Go through the material below and copy all lines with "properties".

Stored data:
____
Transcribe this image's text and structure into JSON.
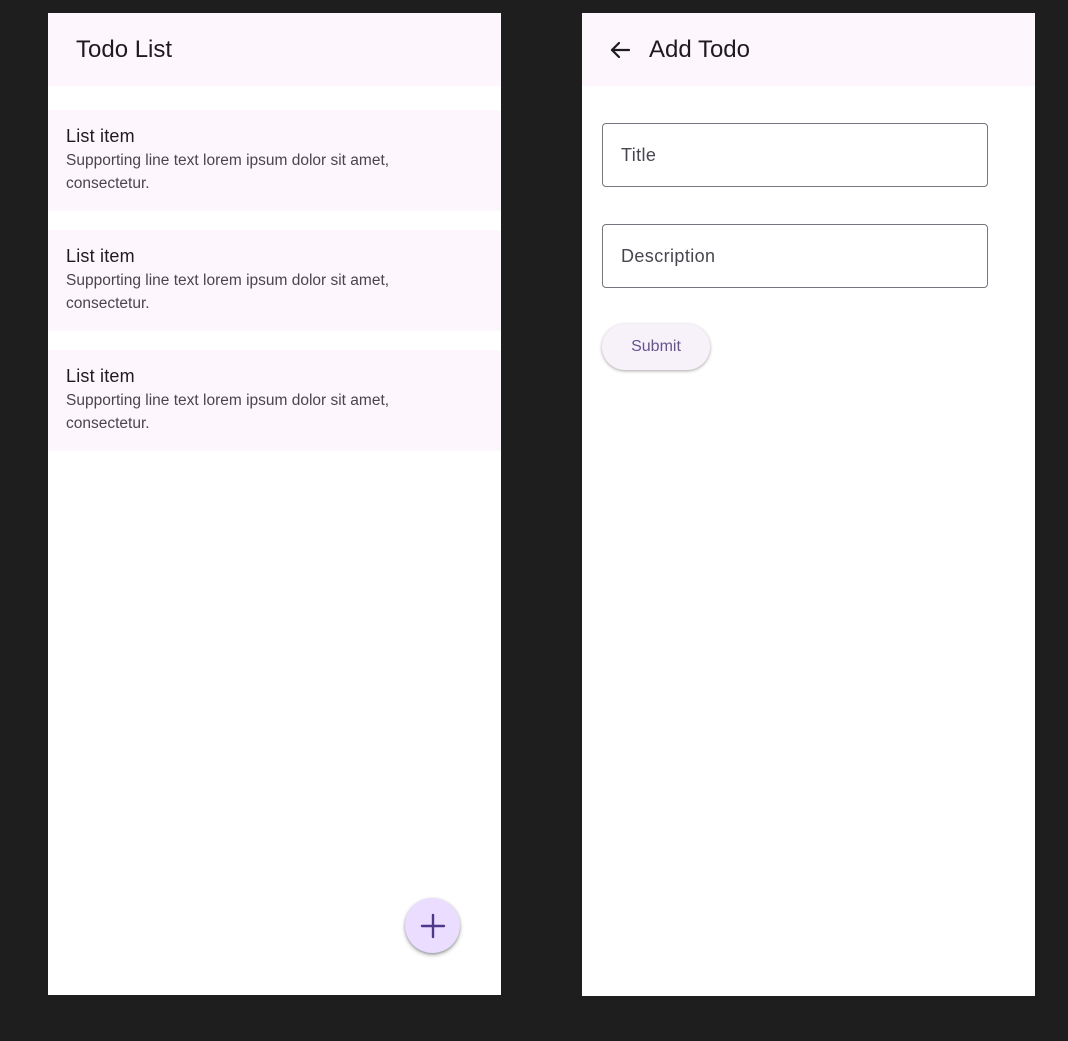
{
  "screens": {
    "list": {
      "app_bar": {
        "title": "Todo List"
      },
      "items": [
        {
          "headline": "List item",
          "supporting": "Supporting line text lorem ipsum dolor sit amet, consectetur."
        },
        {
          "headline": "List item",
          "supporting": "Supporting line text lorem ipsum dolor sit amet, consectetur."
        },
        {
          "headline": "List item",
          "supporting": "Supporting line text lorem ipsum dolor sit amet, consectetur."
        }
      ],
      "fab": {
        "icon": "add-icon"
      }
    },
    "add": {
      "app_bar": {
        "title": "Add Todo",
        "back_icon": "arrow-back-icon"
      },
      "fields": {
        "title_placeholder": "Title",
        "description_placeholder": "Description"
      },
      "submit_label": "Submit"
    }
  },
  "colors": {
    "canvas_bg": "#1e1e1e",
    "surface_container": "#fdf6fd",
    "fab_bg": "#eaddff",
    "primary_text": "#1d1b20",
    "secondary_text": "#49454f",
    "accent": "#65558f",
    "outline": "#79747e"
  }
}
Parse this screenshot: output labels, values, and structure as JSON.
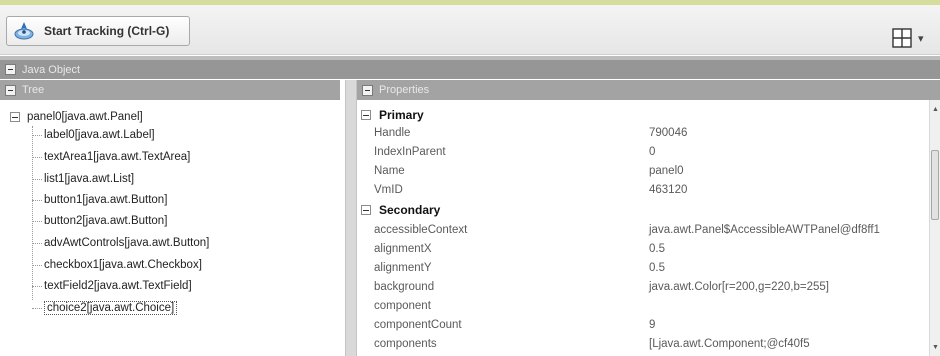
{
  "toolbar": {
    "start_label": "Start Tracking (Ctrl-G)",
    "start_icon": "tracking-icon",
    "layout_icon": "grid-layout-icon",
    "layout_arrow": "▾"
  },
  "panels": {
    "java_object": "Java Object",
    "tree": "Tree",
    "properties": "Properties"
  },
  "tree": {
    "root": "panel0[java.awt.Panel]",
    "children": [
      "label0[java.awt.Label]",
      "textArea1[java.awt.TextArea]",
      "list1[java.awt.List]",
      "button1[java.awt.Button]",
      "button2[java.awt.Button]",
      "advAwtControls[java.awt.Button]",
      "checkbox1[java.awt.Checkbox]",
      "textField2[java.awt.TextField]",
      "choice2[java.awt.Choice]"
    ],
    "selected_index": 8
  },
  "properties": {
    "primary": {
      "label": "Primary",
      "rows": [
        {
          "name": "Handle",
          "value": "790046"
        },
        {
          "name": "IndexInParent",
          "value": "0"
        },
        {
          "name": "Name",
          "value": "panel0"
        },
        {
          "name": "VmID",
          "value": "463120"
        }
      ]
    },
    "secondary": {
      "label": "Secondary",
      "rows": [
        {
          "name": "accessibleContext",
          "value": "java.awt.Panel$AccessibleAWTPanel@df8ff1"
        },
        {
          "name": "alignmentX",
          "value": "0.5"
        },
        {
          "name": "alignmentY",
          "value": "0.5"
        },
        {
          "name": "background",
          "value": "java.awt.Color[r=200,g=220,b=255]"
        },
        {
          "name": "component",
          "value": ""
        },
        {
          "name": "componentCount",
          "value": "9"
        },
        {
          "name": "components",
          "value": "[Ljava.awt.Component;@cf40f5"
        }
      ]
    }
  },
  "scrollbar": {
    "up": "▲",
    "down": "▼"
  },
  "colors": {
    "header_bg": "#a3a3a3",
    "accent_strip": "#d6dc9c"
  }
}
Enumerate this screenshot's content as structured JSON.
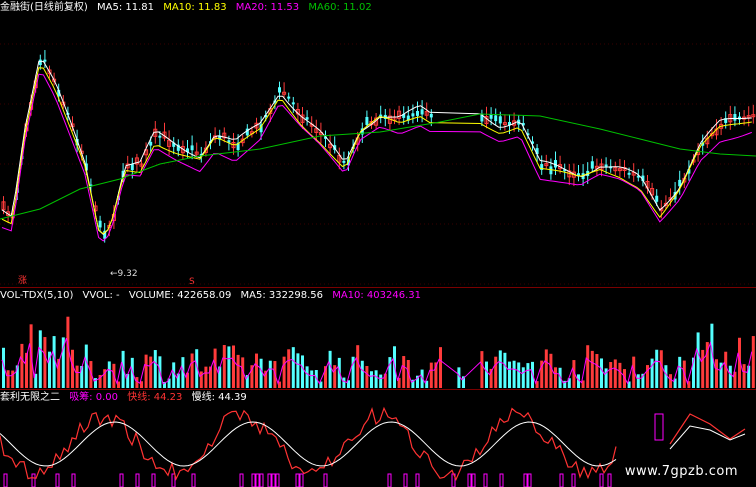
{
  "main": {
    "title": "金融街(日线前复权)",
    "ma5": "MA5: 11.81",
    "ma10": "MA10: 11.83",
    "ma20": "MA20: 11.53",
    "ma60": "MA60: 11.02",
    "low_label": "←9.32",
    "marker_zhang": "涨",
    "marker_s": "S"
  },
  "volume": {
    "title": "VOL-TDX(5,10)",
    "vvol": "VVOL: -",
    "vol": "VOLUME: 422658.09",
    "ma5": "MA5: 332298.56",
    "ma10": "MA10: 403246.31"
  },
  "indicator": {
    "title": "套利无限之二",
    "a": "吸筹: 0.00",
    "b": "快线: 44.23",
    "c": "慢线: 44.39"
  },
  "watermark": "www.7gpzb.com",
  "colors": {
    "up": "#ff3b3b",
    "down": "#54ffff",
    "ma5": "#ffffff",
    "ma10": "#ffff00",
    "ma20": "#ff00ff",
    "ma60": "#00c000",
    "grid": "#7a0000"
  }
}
____
*FINISHED EXERCISE*:
    "properties": "Properties"
  "properties": {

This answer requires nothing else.